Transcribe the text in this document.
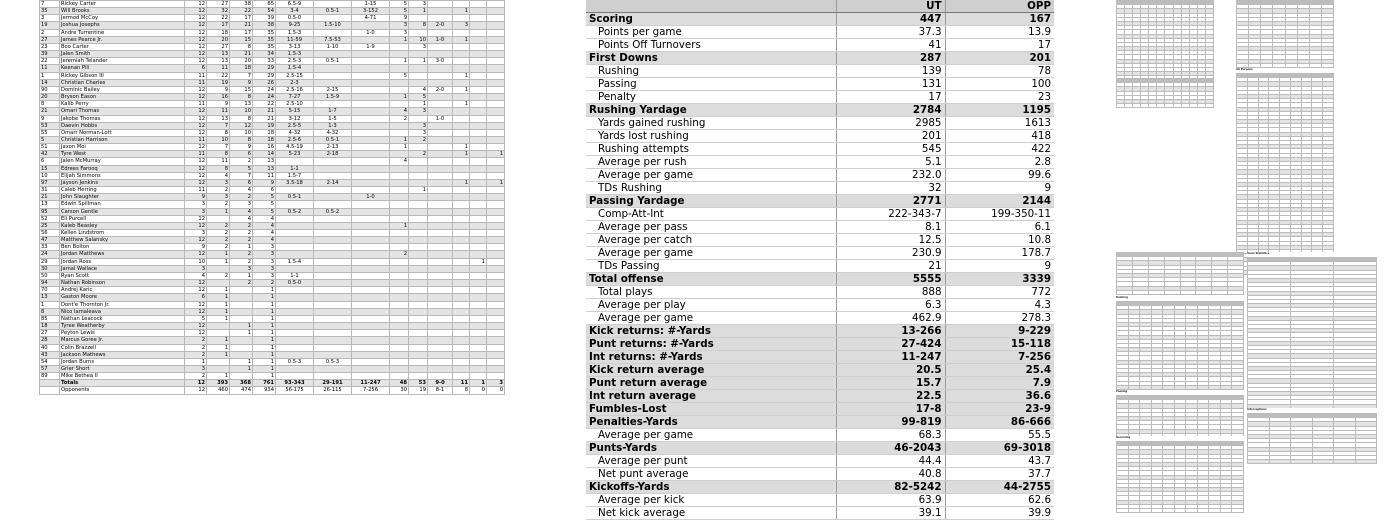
7	Rickey Carter	12	27	38	65	6.5-9		1-15	5	3				
35	Will Brooks	12	32	22	54	3-4	0.5-1	3-152	5	1		1		
3	Jermod McCoy	12	22	17	39	0.5-0		4-71	9					
19	Joshua Josephs	12	17	21	38	9-25	1.5-10		3	8	2-0	3		
2	Andre Turrentine	12	18	17	35	1.5-3		1-0	3					
27	James Pearce Jr.	12	20	15	35	11-59	7.5-53		1	10	1-0	1		
23	Boo Carter	12	27	8	35	3-13	1-10	1-9		3				
39	Jalen Smith	12	13	21	34	1.5-3								
22	Jeremiah Telander	12	13	20	33	2.5-3	0.5-1		1	1	3-0			
11	Keenan Pili	6	11	18	29	1.5-4								
1	Rickey Gibson III	11	22	7	29	2.5-15			5			1		
14	Christian Charles	11	19	9	26	2-3								
90	Dominic Bailey	12	9	15	24	2.5-16	2-15			4	2-0	1		
20	Bryson Eason	12	16	8	24	7-27	1.5-9		1	5				
8	Kalib Perry	11	9	13	22	2.5-10				1		1		
21	Omari Thomas	12	11	10	21	5-15	1-7		4	3				
9	Jakobe Thomas	12	13	8	21	3-12	1-5		2		1-0			
53	Daevin Hobbs	12	7	12	19	2.5-5	1-3			3				
55	Omarr Norman-Lott	12	8	10	18	4-32	4-32			3				
5	Christian Harrison	11	10	8	18	2.5-6	0.5-1		1	2				
51	Jaxon Moi	12	7	9	16	4.5-19	2-13		1			1		
42	Tyre West	11	8	6	14	5-23	2-18			2		1		1
6	Jalen McMurray	12	11	2	13				4					
15	Edrees Farooq	12	8	5	13	1-1								
10	Elijah Simmons	12	4	7	11	1.5-7								
97	Jayson Jenkins	12	3	6	9	3.5-18	2-14					1		1
31	Caleb Herring	11	2	4	6					1				
21	John Slaughter	9	3	2	5	0.5-1		1-0						
13	Edwin Spillman	3	2	3	5									
95	Carson Gentle	3	1	4	5	0.5-2	0.5-2							
52	Eli Purcell	12		4	4									
25	Kaleb Beasley	12	2	2	4				1					
56	Kellen Lindstrom	3	2	2	4									
47	Matthew Salansky	12	2	2	4									
33	Ben Bolton	9	2	1	3									
24	Jordan Matthews	12	1	2	3				2					
29	Jordan Ross	10	1	2	3	1.5-4							1	
30	Jamal Wallace	3		3	3									
50	Ryan Scott	4	2	1	3	1-1								
94	Nathan Robinson	12		2	2	0.5-0								
70	Andrej Karic	12	1		1									
13	Gaston Moore	6	1		1									
1	Dont'e Thornton Jr.	12	1		1									
8	Nico Iamaleava	12	1		1									
85	Nathan Leacock	5	1		1									
18	Tyree Weatherby	12		1	1									
27	Peyton Lewis	12		1	1									
28	Marcus Goree Jr.	2	1		1									
40	Colin Brazzell	2	1		1									
43	Jackson Mathews	2	1		1									
54	Jordan Burns	1		1	1	0.5-3	0.5-3							
57	Grier Short	3		1	1									
89	Mike Bethea II	2	1		1									
	Totals	12	393	368	761	93-343	29-191	11-247	48	53	9-0	11	1	3
	Opponents	12	460	474	934	56-175	26-115	7-256	30	19	8-1	8	0	0
	UT	OPP
Scoring	447	167
Points per game	37.3	13.9
Points Off Turnovers	41	17
First Downs	287	201
Rushing	139	78
Passing	131	100
Penalty	17	23
Rushing Yardage	2784	1195
Yards gained rushing	2985	1613
Yards lost rushing	201	418
Rushing attempts	545	422
Average per rush	5.1	2.8
Average per game	232.0	99.6
TDs Rushing	32	9
Passing Yardage	2771	2144
Comp-Att-Int	222-343-7	199-350-11
Average per pass	8.1	6.1
Average per catch	12.5	10.8
Average per game	230.9	178.7
TDs Passing	21	9
Total offense	5555	3339
Total plays	888	772
Average per play	6.3	4.3
Average per game	462.9	278.3
Kick returns: #-Yards	13-266	9-229
Punt returns: #-Yards	27-424	15-118
Int returns: #-Yards	11-247	7-256
Kick return average	20.5	25.4
Punt return average	15.7	7.9
Int return average	22.5	36.6
Fumbles-Lost	17-8	23-9
Penalties-Yards	99-819	86-666
Average per game	68.3	55.5
Punts-Yards	46-2043	69-3018
Average per punt	44.4	43.7
Net punt average	40.8	37.7
Kickoffs-Yards	82-5242	44-2755
Average per kick	63.9	62.6
Net kick average	39.1	39.9

All Purpose

Team Statistics

Rushing

Passing

Interceptions

Receiving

= = = =

**The task:**
Leave the pictures out and write out every entry exactly as given.

**Output:**
Transcribe the text in this document.
7	Rickey Carter	12	27	38	65	6.5-9		1-15	5	3				
35	Will Brooks	12	32	22	54	3-4	0.5-1	3-152	5	1		1		
3	Jermod McCoy	12	22	17	39	0.5-0		4-71	9					
19	Joshua Josephs	12	17	21	38	9-25	1.5-10		3	8	2-0	3		
2	Andre Turrentine	12	18	17	35	1.5-3		1-0	3					
27	James Pearce Jr.	12	20	15	35	11-59	7.5-53		1	10	1-0	1		
23	Boo Carter	12	27	8	35	3-13	1-10	1-9		3				
39	Jalen Smith	12	13	21	34	1.5-3								
22	Jeremiah Telander	12	13	20	33	2.5-3	0.5-1		1	1	3-0			
11	Keenan Pili	6	11	18	29	1.5-4								
1	Rickey Gibson III	11	22	7	29	2.5-15			5			1		
14	Christian Charles	11	19	9	26	2-3								
90	Dominic Bailey	12	9	15	24	2.5-16	2-15			4	2-0	1		
20	Bryson Eason	12	16	8	24	7-27	1.5-9		1	5				
8	Kalib Perry	11	9	13	22	2.5-10				1		1		
21	Omari Thomas	12	11	10	21	5-15	1-7		4	3				
9	Jakobe Thomas	12	13	8	21	3-12	1-5		2		1-0			
53	Daevin Hobbs	12	7	12	19	2.5-5	1-3			3				
55	Omarr Norman-Lott	12	8	10	18	4-32	4-32			3				
5	Christian Harrison	11	10	8	18	2.5-6	0.5-1		1	2				
51	Jaxon Moi	12	7	9	16	4.5-19	2-13		1			1		
42	Tyre West	11	8	6	14	5-23	2-18			2		1		1
6	Jalen McMurray	12	11	2	13				4					
15	Edrees Farooq	12	8	5	13	1-1								
10	Elijah Simmons	12	4	7	11	1.5-7								
97	Jayson Jenkins	12	3	6	9	3.5-18	2-14					1		1
31	Caleb Herring	11	2	4	6					1				
21	John Slaughter	9	3	2	5	0.5-1		1-0						
13	Edwin Spillman	3	2	3	5									
95	Carson Gentle	3	1	4	5	0.5-2	0.5-2							
52	Eli Purcell	12		4	4									
25	Kaleb Beasley	12	2	2	4				1					
56	Kellen Lindstrom	3	2	2	4									
47	Matthew Salansky	12	2	2	4									
33	Ben Bolton	9	2	1	3									
24	Jordan Matthews	12	1	2	3				2					
29	Jordan Ross	10	1	2	3	1.5-4							1	
30	Jamal Wallace	3		3	3									
50	Ryan Scott	4	2	1	3	1-1								
94	Nathan Robinson	12		2	2	0.5-0								
70	Andrej Karic	12	1		1									
13	Gaston Moore	6	1		1									
1	Dont'e Thornton Jr.	12	1		1									
8	Nico Iamaleava	12	1		1									
85	Nathan Leacock	5	1		1									
18	Tyree Weatherby	12		1	1									
27	Peyton Lewis	12		1	1									
28	Marcus Goree Jr.	2	1		1									
40	Colin Brazzell	2	1		1									
43	Jackson Mathews	2	1		1									
54	Jordan Burns	1		1	1	0.5-3	0.5-3							
57	Grier Short	3		1	1									
89	Mike Bethea II	2	1		1									
	Totals	12	393	368	761	93-343	29-191	11-247	48	53	9-0	11	1	3
	Opponents	12	460	474	934	56-175	26-115	7-256	30	19	8-1	8	0	0
	UT	OPP
Scoring	447	167
Points per game	37.3	13.9
Points Off Turnovers	41	17
First Downs	287	201
Rushing	139	78
Passing	131	100
Penalty	17	23
Rushing Yardage	2784	1195
Yards gained rushing	2985	1613
Yards lost rushing	201	418
Rushing attempts	545	422
Average per rush	5.1	2.8
Average per game	232.0	99.6
TDs Rushing	32	9
Passing Yardage	2771	2144
Comp-Att-Int	222-343-7	199-350-11
Average per pass	8.1	6.1
Average per catch	12.5	10.8
Average per game	230.9	178.7
TDs Passing	21	9
Total offense	5555	3339
Total plays	888	772
Average per play	6.3	4.3
Average per game	462.9	278.3
Kick returns: #-Yards	13-266	9-229
Punt returns: #-Yards	27-424	15-118
Int returns: #-Yards	11-247	7-256
Kick return average	20.5	25.4
Punt return average	15.7	7.9
Int return average	22.5	36.6
Fumbles-Lost	17-8	23-9
Penalties-Yards	99-819	86-666
Average per game	68.3	55.5
Punts-Yards	46-2043	69-3018
Average per punt	44.4	43.7
Net punt average	40.8	37.7
Kickoffs-Yards	82-5242	44-2755
Average per kick	63.9	62.6
Net kick average	39.1	39.9

All Purpose

Team Statistics

Rushing

Passing

Interceptions

Receiving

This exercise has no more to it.